[Task to carry out] Go through the entries below and collect each line with the string "this" in it.

[Exercise data]
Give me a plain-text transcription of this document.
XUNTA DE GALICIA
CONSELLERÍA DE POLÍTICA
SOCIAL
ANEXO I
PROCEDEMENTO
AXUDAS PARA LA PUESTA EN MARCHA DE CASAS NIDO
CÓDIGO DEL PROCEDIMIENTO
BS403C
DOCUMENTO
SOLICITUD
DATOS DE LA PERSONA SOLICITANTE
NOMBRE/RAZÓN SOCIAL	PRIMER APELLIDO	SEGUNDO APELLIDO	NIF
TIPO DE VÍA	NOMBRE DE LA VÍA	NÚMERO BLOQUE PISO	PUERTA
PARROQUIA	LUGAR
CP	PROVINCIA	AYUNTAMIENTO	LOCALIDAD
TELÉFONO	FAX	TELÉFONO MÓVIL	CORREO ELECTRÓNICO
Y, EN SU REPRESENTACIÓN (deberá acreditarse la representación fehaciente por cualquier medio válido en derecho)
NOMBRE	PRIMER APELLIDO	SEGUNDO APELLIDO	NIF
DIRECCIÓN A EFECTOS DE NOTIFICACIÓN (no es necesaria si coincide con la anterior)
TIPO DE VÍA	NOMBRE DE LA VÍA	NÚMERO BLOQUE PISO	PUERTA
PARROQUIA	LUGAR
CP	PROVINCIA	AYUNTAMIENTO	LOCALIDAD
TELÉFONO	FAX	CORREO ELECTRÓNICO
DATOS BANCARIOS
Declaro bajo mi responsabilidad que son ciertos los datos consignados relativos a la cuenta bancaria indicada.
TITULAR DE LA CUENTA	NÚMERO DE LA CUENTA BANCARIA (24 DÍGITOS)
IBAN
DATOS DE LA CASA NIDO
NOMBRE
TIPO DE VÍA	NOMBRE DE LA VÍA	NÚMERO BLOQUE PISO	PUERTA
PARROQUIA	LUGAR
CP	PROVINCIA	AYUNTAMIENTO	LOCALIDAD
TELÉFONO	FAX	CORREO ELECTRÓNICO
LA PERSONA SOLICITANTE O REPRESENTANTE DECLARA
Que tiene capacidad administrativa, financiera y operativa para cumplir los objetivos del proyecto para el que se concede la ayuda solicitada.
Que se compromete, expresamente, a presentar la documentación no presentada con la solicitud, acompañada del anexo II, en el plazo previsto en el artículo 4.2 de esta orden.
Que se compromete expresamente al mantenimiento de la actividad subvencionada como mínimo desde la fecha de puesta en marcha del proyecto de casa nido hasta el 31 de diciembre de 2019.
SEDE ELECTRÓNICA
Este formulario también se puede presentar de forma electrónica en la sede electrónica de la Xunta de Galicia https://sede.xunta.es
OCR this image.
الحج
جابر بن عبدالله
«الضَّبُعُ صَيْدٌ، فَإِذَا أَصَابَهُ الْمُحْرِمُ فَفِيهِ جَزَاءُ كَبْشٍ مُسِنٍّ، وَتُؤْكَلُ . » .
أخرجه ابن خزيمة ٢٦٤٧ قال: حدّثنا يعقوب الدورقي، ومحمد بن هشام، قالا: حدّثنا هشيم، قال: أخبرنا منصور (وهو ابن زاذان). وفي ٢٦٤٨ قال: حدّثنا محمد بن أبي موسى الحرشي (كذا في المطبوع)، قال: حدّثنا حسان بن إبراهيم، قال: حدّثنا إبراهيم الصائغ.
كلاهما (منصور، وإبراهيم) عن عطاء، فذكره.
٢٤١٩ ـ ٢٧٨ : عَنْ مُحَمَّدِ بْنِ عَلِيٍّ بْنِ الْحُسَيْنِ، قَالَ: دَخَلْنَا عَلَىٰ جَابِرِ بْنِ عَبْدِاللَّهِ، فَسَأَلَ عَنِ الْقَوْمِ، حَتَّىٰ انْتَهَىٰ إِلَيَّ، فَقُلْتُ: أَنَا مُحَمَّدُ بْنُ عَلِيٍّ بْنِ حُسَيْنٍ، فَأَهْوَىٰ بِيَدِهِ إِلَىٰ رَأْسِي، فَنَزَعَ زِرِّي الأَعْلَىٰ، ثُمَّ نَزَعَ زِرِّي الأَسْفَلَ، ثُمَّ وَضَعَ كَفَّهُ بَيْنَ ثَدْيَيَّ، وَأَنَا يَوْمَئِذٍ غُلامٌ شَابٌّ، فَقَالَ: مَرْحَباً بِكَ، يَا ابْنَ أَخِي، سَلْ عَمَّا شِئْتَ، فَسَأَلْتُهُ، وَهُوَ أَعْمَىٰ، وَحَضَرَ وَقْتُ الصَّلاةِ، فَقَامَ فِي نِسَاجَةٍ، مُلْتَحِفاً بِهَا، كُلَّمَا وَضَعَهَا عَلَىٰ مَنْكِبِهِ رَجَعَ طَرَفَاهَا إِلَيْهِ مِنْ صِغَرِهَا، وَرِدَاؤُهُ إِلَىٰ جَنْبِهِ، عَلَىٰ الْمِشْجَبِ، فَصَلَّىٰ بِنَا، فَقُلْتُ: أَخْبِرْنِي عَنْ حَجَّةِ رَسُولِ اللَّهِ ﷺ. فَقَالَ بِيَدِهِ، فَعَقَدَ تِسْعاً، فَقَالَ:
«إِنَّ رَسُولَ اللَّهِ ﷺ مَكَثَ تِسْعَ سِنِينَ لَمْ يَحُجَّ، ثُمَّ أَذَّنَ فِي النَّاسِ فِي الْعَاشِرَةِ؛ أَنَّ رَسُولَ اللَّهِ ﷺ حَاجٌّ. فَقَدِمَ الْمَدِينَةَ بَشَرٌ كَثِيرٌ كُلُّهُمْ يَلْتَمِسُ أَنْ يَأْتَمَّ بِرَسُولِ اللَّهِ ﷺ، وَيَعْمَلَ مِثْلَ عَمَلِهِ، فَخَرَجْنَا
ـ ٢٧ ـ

[Complete answer]
Give me a plain-text transcription of this document.
OCR this image.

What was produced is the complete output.